>> BEGIN

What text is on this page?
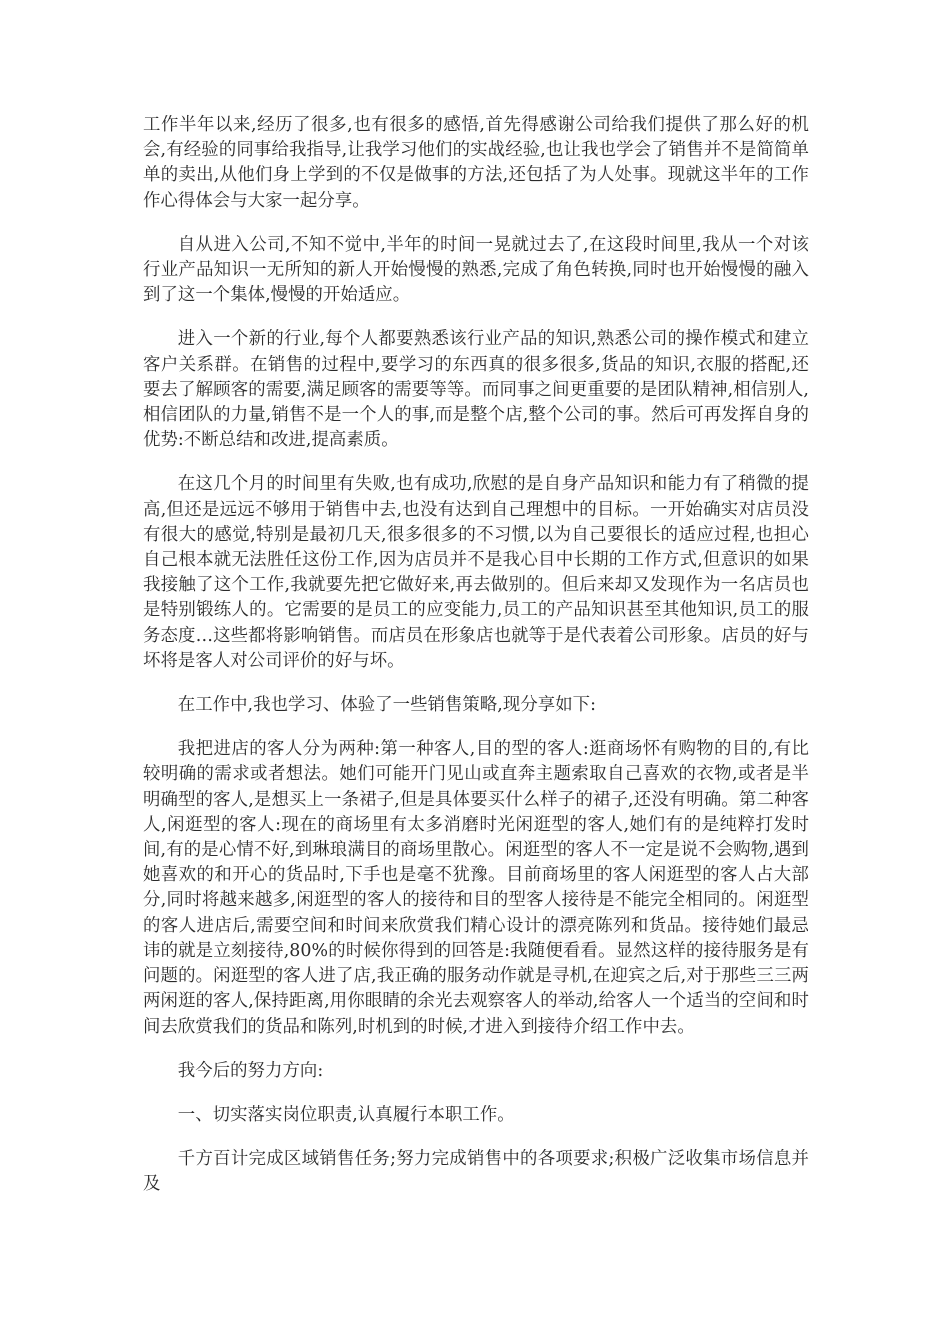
工作半年以来,经历了很多,也有很多的感悟,首先得感谢公司给我们提供了那么好的机会,有经验的同事给我指导,让我学习他们的实战经验,也让我也学会了销售并不是简简单单的卖出,从他们身上学到的不仅是做事的方法,还包括了为人处事。现就这半年的工作作心得体会与大家一起分享。

自从进入公司,不知不觉中,半年的时间一晃就过去了,在这段时间里,我从一个对该行业产品知识一无所知的新人开始慢慢的熟悉,完成了角色转换,同时也开始慢慢的融入到了这一个集体,慢慢的开始适应。

进入一个新的行业,每个人都要熟悉该行业产品的知识,熟悉公司的操作模式和建立客户关系群。在销售的过程中,要学习的东西真的很多很多,货品的知识,衣服的搭配,还要去了解顾客的需要,满足顾客的需要等等。而同事之间更重要的是团队精神,相信别人,相信团队的力量,销售不是一个人的事,而是整个店,整个公司的事。然后可再发挥自身的优势:不断总结和改进,提高素质。

在这几个月的时间里有失败,也有成功,欣慰的是自身产品知识和能力有了稍微的提高,但还是远远不够用于销售中去,也没有达到自己理想中的目标。一开始确实对店员没有很大的感觉,特别是最初几天,很多很多的不习惯,以为自己要很长的适应过程,也担心自己根本就无法胜任这份工作,因为店员并不是我心目中长期的工作方式,但意识的如果我接触了这个工作,我就要先把它做好来,再去做别的。但后来却又发现作为一名店员也是特别锻练人的。它需要的是员工的应变能力,员工的产品知识甚至其他知识,员工的服务态度…这些都将影响销售。而店员在形象店也就等于是代表着公司形象。店员的好与坏将是客人对公司评价的好与坏。

在工作中,我也学习、体验了一些销售策略,现分享如下:

我把进店的客人分为两种:第一种客人,目的型的客人:逛商场怀有购物的目的,有比较明确的需求或者想法。她们可能开门见山或直奔主题索取自己喜欢的衣物,或者是半明确型的客人,是想买上一条裙子,但是具体要买什么样子的裙子,还没有明确。第二种客人,闲逛型的客人:现在的商场里有太多消磨时光闲逛型的客人,她们有的是纯粹打发时间,有的是心情不好,到琳琅满目的商场里散心。闲逛型的客人不一定是说不会购物,遇到她喜欢的和开心的货品时,下手也是毫不犹豫。目前商场里的客人闲逛型的客人占大部分,同时将越来越多,闲逛型的客人的接待和目的型客人接待是不能完全相同的。闲逛型的客人进店后,需要空间和时间来欣赏我们精心设计的漂亮陈列和货品。接待她们最忌讳的就是立刻接待,80%的时候你得到的回答是:我随便看看。显然这样的接待服务是有问题的。闲逛型的客人进了店,我正确的服务动作就是寻机,在迎宾之后,对于那些三三两两闲逛的客人,保持距离,用你眼睛的余光去观察客人的举动,给客人一个适当的空间和时间去欣赏我们的货品和陈列,时机到的时候,才进入到接待介绍工作中去。

我今后的努力方向:

一、切实落实岗位职责,认真履行本职工作。

千方百计完成区域销售任务;努力完成销售中的各项要求;积极广泛收集市场信息并及
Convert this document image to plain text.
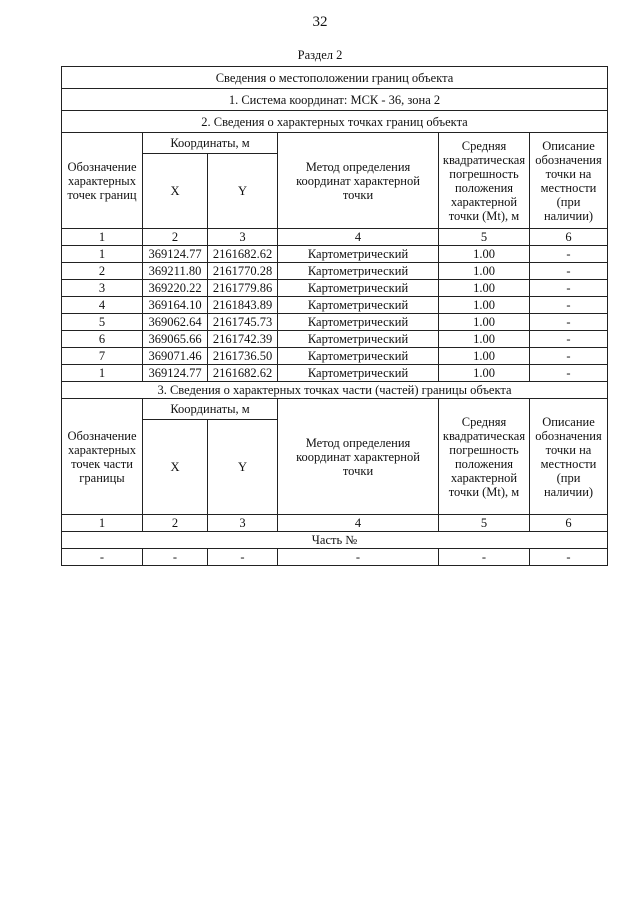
32
Раздел 2
Сведения о местоположении границ объекта					
1. Система координат: МСК - 36, зона 2					
2. Сведения о характерных точках границ объекта					
Обозначение характерных точек границ	Координаты, м		Метод определения координат характерной точки	Средняя квадратическая погрешность положения характерной точки (Mt), м	Описание обозначения точки на местности (при наличии)
	X	Y			
1	2	3	4	5	6
1	369124.77	2161682.62	Картометрический	1.00	-
2	369211.80	2161770.28	Картометрический	1.00	-
3	369220.22	2161779.86	Картометрический	1.00	-
4	369164.10	2161843.89	Картометрический	1.00	-
5	369062.64	2161745.73	Картометрический	1.00	-
6	369065.66	2161742.39	Картометрический	1.00	-
7	369071.46	2161736.50	Картометрический	1.00	-
1	369124.77	2161682.62	Картометрический	1.00	-
3. Сведения о характерных точках части (частей) границы объекта					
Обозначение характерных точек части границы	Координаты, м		Метод определения координат характерной точки	Средняя квадратическая погрешность положения характерной точки (Mt), м	Описание обозначения точки на местности (при наличии)
	X	Y			
1	2	3	4	5	6
Часть №					
-	-	-	-	-	-
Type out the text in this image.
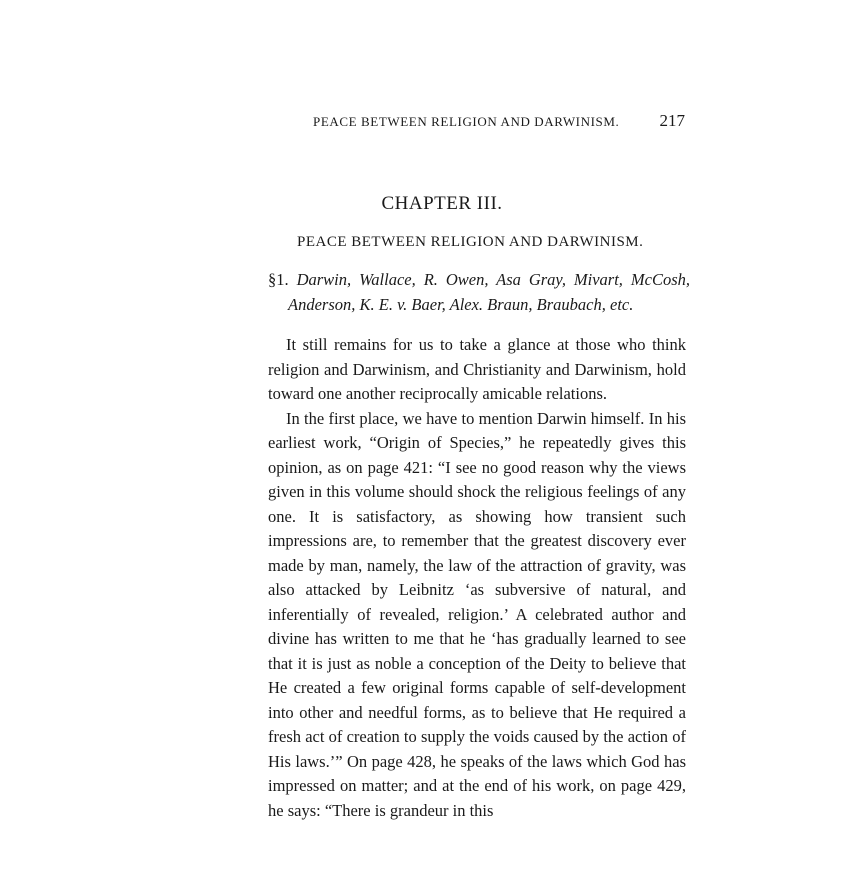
PEACE BETWEEN RELIGION AND DARWINISM. 217
CHAPTER III.
PEACE BETWEEN RELIGION AND DARWINISM.
§1. Darwin, Wallace, R. Owen, Asa Gray, Mivart, McCosh, Anderson, K. E. v. Baer, Alex. Braun, Braubach, etc.

It still remains for us to take a glance at those who think religion and Darwinism, and Christianity and Darwinism, hold toward one another reciprocally amicable relations.

In the first place, we have to mention Darwin himself. In his earliest work, “Origin of Species,” he repeatedly gives this opinion, as on page 421: “I see no good reason why the views given in this volume should shock the religious feelings of any one. It is satisfactory, as showing how transient such impressions are, to remember that the greatest discovery ever made by man, namely, the law of the attraction of gravity, was also attacked by Leibnitz ‘as subversive of natural, and inferentially of revealed, religion.’ A celebrated author and divine has written to me that he ‘has gradually learned to see that it is just as noble a conception of the Deity to believe that He created a few original forms capable of self-development into other and needful forms, as to believe that He required a fresh act of creation to supply the voids caused by the action of His laws.’” On page 428, he speaks of the laws which God has impressed on matter; and at the end of his work, on page 429, he says: “There is grandeur in this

>> END

> _Challenge_
Go through the listing above and write it all out exactly, leaving out any picture.

> _Response to this task_
What text is on this page?
工作半年以来,经历了很多,也有很多的感悟,首先得感谢公司给我们提供了那么好的机会,有经验的同事给我指导,让我学习他们的实战经验,也让我也学会了销售并不是简简单单的卖出,从他们身上学到的不仅是做事的方法,还包括了为人处事。现就这半年的工作作心得体会与大家一起分享。

自从进入公司,不知不觉中,半年的时间一晃就过去了,在这段时间里,我从一个对该行业产品知识一无所知的新人开始慢慢的熟悉,完成了角色转换,同时也开始慢慢的融入到了这一个集体,慢慢的开始适应。

进入一个新的行业,每个人都要熟悉该行业产品的知识,熟悉公司的操作模式和建立客户关系群。在销售的过程中,要学习的东西真的很多很多,货品的知识,衣服的搭配,还要去了解顾客的需要,满足顾客的需要等等。而同事之间更重要的是团队精神,相信别人,相信团队的力量,销售不是一个人的事,而是整个店,整个公司的事。然后可再发挥自身的优势:不断总结和改进,提高素质。

在这几个月的时间里有失败,也有成功,欣慰的是自身产品知识和能力有了稍微的提高,但还是远远不够用于销售中去,也没有达到自己理想中的目标。一开始确实对店员没有很大的感觉,特别是最初几天,很多很多的不习惯,以为自己要很长的适应过程,也担心自己根本就无法胜任这份工作,因为店员并不是我心目中长期的工作方式,但意识的如果我接触了这个工作,我就要先把它做好来,再去做别的。但后来却又发现作为一名店员也是特别锻练人的。它需要的是员工的应变能力,员工的产品知识甚至其他知识,员工的服务态度…这些都将影响销售。而店员在形象店也就等于是代表着公司形象。店员的好与坏将是客人对公司评价的好与坏。

在工作中,我也学习、体验了一些销售策略,现分享如下:

我把进店的客人分为两种:第一种客人,目的型的客人:逛商场怀有购物的目的,有比较明确的需求或者想法。她们可能开门见山或直奔主题索取自己喜欢的衣物,或者是半明确型的客人,是想买上一条裙子,但是具体要买什么样子的裙子,还没有明确。第二种客人,闲逛型的客人:现在的商场里有太多消磨时光闲逛型的客人,她们有的是纯粹打发时间,有的是心情不好,到琳琅满目的商场里散心。闲逛型的客人不一定是说不会购物,遇到她喜欢的和开心的货品时,下手也是毫不犹豫。目前商场里的客人闲逛型的客人占大部分,同时将越来越多,闲逛型的客人的接待和目的型客人接待是不能完全相同的。闲逛型的客人进店后,需要空间和时间来欣赏我们精心设计的漂亮陈列和货品。接待她们最忌讳的就是立刻接待,80%的时候你得到的回答是:我随便看看。显然这样的接待服务是有问题的。闲逛型的客人进了店,我正确的服务动作就是寻机,在迎宾之后,对于那些三三两两闲逛的客人,保持距离,用你眼睛的余光去观察客人的举动,给客人一个适当的空间和时间去欣赏我们的货品和陈列,时机到的时候,才进入到接待介绍工作中去。

我今后的努力方向:

一、切实落实岗位职责,认真履行本职工作。

千方百计完成区域销售任务;努力完成销售中的各项要求;积极广泛收集市场信息并及
Convert this document image to plain text.
32
Раздел 2
Сведения о местоположении границ объекта					
1. Система координат: МСК - 36, зона 2					
2. Сведения о характерных точках границ объекта					
Обозначение характерных точек границ	Координаты, м		Метод определения координат характерной точки	Средняя квадратическая погрешность положения характерной точки (Mt), м	Описание обозначения точки на местности (при наличии)
	X	Y			
1	2	3	4	5	6
1	369124.77	2161682.62	Картометрический	1.00	-
2	369211.80	2161770.28	Картометрический	1.00	-
3	369220.22	2161779.86	Картометрический	1.00	-
4	369164.10	2161843.89	Картометрический	1.00	-
5	369062.64	2161745.73	Картометрический	1.00	-
6	369065.66	2161742.39	Картометрический	1.00	-
7	369071.46	2161736.50	Картометрический	1.00	-
1	369124.77	2161682.62	Картометрический	1.00	-
3. Сведения о характерных точках части (частей) границы объекта					
Обозначение характерных точек части границы	Координаты, м		Метод определения координат характерной точки	Средняя квадратическая погрешность положения характерной точки (Mt), м	Описание обозначения точки на местности (при наличии)
	X	Y			
1	2	3	4	5	6
Часть №					
-	-	-	-	-	-
Type out the text in this image.
PEACE BETWEEN RELIGION AND DARWINISM. 217
CHAPTER III.
PEACE BETWEEN RELIGION AND DARWINISM.
§1. Darwin, Wallace, R. Owen, Asa Gray, Mivart, McCosh, Anderson, K. E. v. Baer, Alex. Braun, Braubach, etc.

It still remains for us to take a glance at those who think religion and Darwinism, and Christianity and Darwinism, hold toward one another reciprocally amicable relations.

In the first place, we have to mention Darwin himself. In his earliest work, “Origin of Species,” he repeatedly gives this opinion, as on page 421: “I see no good reason why the views given in this volume should shock the religious feelings of any one. It is satisfactory, as showing how transient such impressions are, to remember that the greatest discovery ever made by man, namely, the law of the attraction of gravity, was also attacked by Leibnitz ‘as subversive of natural, and inferentially of revealed, religion.’ A celebrated author and divine has written to me that he ‘has gradually learned to see that it is just as noble a conception of the Deity to believe that He created a few original forms capable of self-development into other and needful forms, as to believe that He required a fresh act of creation to supply the voids caused by the action of His laws.’” On page 428, he speaks of the laws which God has impressed on matter; and at the end of his work, on page 429, he says: “There is grandeur in this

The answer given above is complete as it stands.